*WHAT THE EXERCISE ASKS*.
Repeat each record exactly as written, and drop any images.

[Data listing]
============================================================

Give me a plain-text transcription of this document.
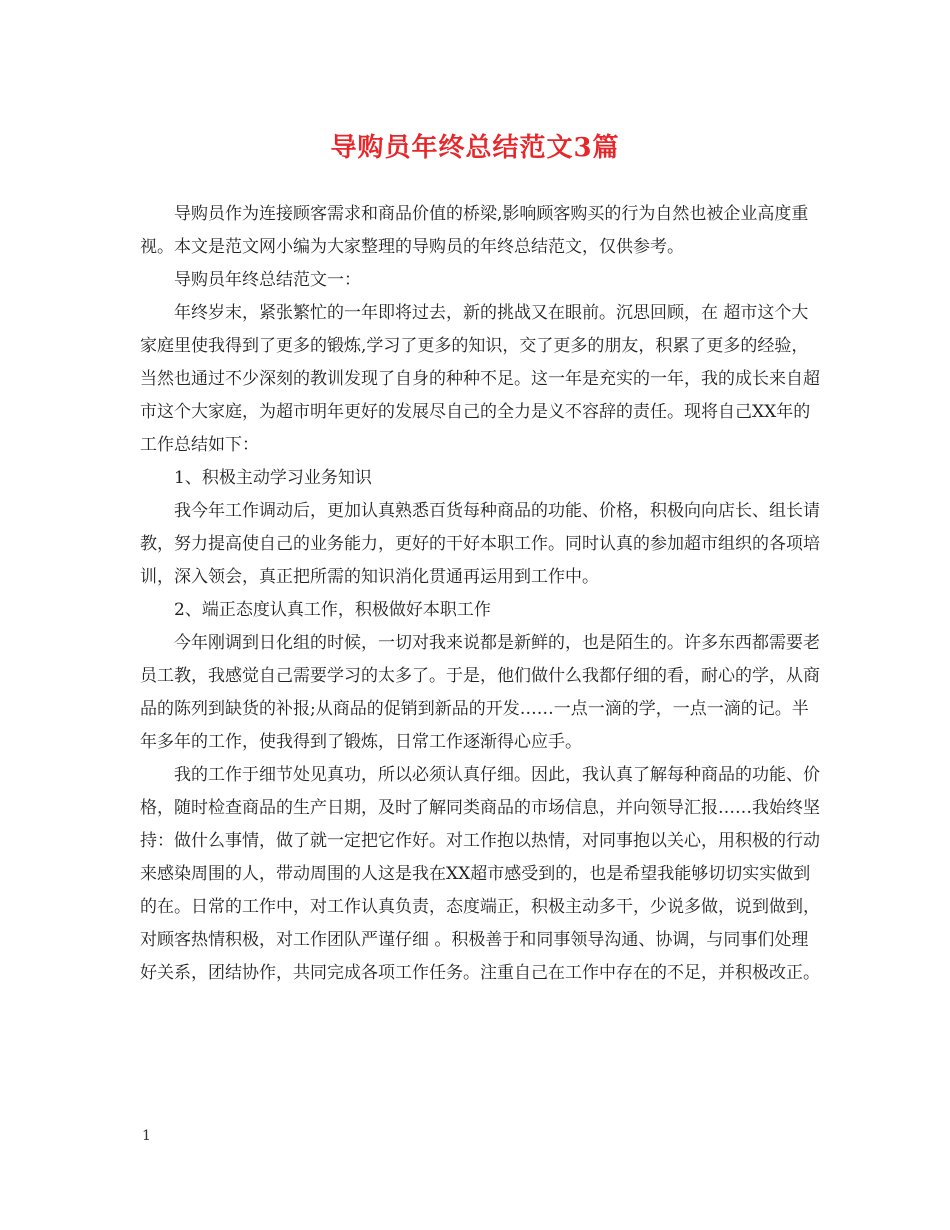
导购员年终总结范文3篇

导购员作为连接顾客需求和商品价值的桥梁,影响顾客购买的行为自然也被企业高度重视。本文是范文网小编为大家整理的导购员的年终总结范文，仅供参考。

导购员年终总结范文一：

年终岁末，紧张繁忙的一年即将过去，新的挑战又在眼前。沉思回顾，在 超市这个大家庭里使我得到了更多的锻炼,学习了更多的知识，交了更多的朋友，积累了更多的经验，当然也通过不少深刻的教训发现了自身的种种不足。这一年是充实的一年，我的成长来自超市这个大家庭，为超市明年更好的发展尽自己的全力是义不容辞的责任。现将自己XX年的工作总结如下：

1、积极主动学习业务知识

我今年工作调动后，更加认真熟悉百货每种商品的功能、价格，积极向向店长、组长请教，努力提高使自己的业务能力，更好的干好本职工作。同时认真的参加超市组织的各项培训，深入领会，真正把所需的知识消化贯通再运用到工作中。

2、端正态度认真工作，积极做好本职工作

今年刚调到日化组的时候，一切对我来说都是新鲜的，也是陌生的。许多东西都需要老员工教，我感觉自己需要学习的太多了。于是，他们做什么我都仔细的看，耐心的学，从商品的陈列到缺货的补报;从商品的促销到新品的开发……一点一滴的学，一点一滴的记。半年多年的工作，使我得到了锻炼，日常工作逐渐得心应手。

我的工作于细节处见真功，所以必须认真仔细。因此，我认真了解每种商品的功能、价格，随时检查商品的生产日期，及时了解同类商品的市场信息，并向领导汇报……我始终坚持：做什么事情，做了就一定把它作好。对工作抱以热情，对同事抱以关心，用积极的行动来感染周围的人，带动周围的人这是我在XX超市感受到的，也是希望我能够切切实实做到的在。日常的工作中，对工作认真负责，态度端正，积极主动多干，少说多做，说到做到，对顾客热情积极，对工作团队严谨仔细 。积极善于和同事领导沟通、协调，与同事们处理好关系，团结协作，共同完成各项工作任务。注重自己在工作中存在的不足，并积极改正。

1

============================================================

*RESULT OF THE TASK*.
Give me a plain-text transcription of this document.
导购员年终总结范文3篇

导购员作为连接顾客需求和商品价值的桥梁,影响顾客购买的行为自然也被企业高度重视。本文是范文网小编为大家整理的导购员的年终总结范文，仅供参考。

导购员年终总结范文一：

年终岁末，紧张繁忙的一年即将过去，新的挑战又在眼前。沉思回顾，在 超市这个大家庭里使我得到了更多的锻炼,学习了更多的知识，交了更多的朋友，积累了更多的经验，当然也通过不少深刻的教训发现了自身的种种不足。这一年是充实的一年，我的成长来自超市这个大家庭，为超市明年更好的发展尽自己的全力是义不容辞的责任。现将自己XX年的工作总结如下：

1、积极主动学习业务知识

我今年工作调动后，更加认真熟悉百货每种商品的功能、价格，积极向向店长、组长请教，努力提高使自己的业务能力，更好的干好本职工作。同时认真的参加超市组织的各项培训，深入领会，真正把所需的知识消化贯通再运用到工作中。

2、端正态度认真工作，积极做好本职工作

今年刚调到日化组的时候，一切对我来说都是新鲜的，也是陌生的。许多东西都需要老员工教，我感觉自己需要学习的太多了。于是，他们做什么我都仔细的看，耐心的学，从商品的陈列到缺货的补报;从商品的促销到新品的开发……一点一滴的学，一点一滴的记。半年多年的工作，使我得到了锻炼，日常工作逐渐得心应手。

我的工作于细节处见真功，所以必须认真仔细。因此，我认真了解每种商品的功能、价格，随时检查商品的生产日期，及时了解同类商品的市场信息，并向领导汇报……我始终坚持：做什么事情，做了就一定把它作好。对工作抱以热情，对同事抱以关心，用积极的行动来感染周围的人，带动周围的人这是我在XX超市感受到的，也是希望我能够切切实实做到的在。日常的工作中，对工作认真负责，态度端正，积极主动多干，少说多做，说到做到，对顾客热情积极，对工作团队严谨仔细 。积极善于和同事领导沟通、协调，与同事们处理好关系，团结协作，共同完成各项工作任务。注重自己在工作中存在的不足，并积极改正。

1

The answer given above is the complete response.